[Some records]
++++++++++++++++++++

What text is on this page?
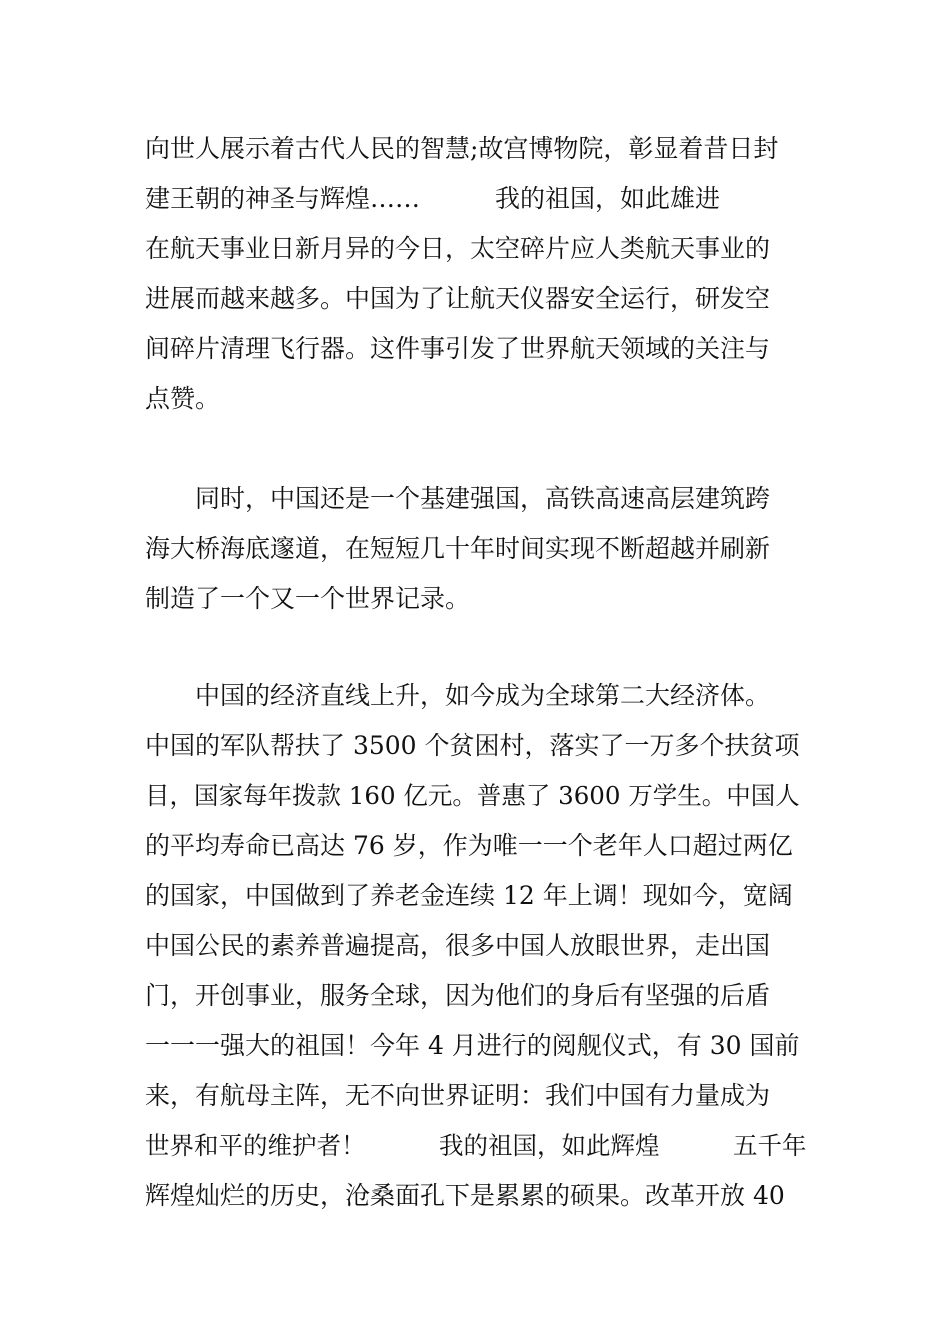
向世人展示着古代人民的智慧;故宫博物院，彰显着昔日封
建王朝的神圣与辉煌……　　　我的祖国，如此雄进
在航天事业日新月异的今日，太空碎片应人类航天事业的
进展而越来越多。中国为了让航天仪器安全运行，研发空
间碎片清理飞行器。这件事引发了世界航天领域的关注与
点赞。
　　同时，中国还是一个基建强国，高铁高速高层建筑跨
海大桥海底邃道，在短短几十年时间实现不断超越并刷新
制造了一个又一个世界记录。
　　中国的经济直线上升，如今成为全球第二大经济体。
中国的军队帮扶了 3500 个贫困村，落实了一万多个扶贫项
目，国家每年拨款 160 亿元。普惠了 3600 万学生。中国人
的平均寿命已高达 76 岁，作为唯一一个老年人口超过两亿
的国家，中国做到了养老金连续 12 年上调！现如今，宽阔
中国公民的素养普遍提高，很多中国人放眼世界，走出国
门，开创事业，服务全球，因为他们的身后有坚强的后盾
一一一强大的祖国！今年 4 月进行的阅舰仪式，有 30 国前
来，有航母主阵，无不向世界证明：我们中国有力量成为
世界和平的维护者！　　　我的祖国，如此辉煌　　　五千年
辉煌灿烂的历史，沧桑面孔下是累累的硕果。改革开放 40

++++++++++++++++++++

*WRITTEN TASK:*
Repeat the data above exactly, but not the pictures.

*EXERCISE RESULT:*
What text is on this page?
向世人展示着古代人民的智慧;故宫博物院，彰显着昔日封
建王朝的神圣与辉煌……　　　我的祖国，如此雄进
在航天事业日新月异的今日，太空碎片应人类航天事业的
进展而越来越多。中国为了让航天仪器安全运行，研发空
间碎片清理飞行器。这件事引发了世界航天领域的关注与
点赞。
　　同时，中国还是一个基建强国，高铁高速高层建筑跨
海大桥海底邃道，在短短几十年时间实现不断超越并刷新
制造了一个又一个世界记录。
　　中国的经济直线上升，如今成为全球第二大经济体。
中国的军队帮扶了 3500 个贫困村，落实了一万多个扶贫项
目，国家每年拨款 160 亿元。普惠了 3600 万学生。中国人
的平均寿命已高达 76 岁，作为唯一一个老年人口超过两亿
的国家，中国做到了养老金连续 12 年上调！现如今，宽阔
中国公民的素养普遍提高，很多中国人放眼世界，走出国
门，开创事业，服务全球，因为他们的身后有坚强的后盾
一一一强大的祖国！今年 4 月进行的阅舰仪式，有 30 国前
来，有航母主阵，无不向世界证明：我们中国有力量成为
世界和平的维护者！　　　我的祖国，如此辉煌　　　五千年
辉煌灿烂的历史，沧桑面孔下是累累的硕果。改革开放 40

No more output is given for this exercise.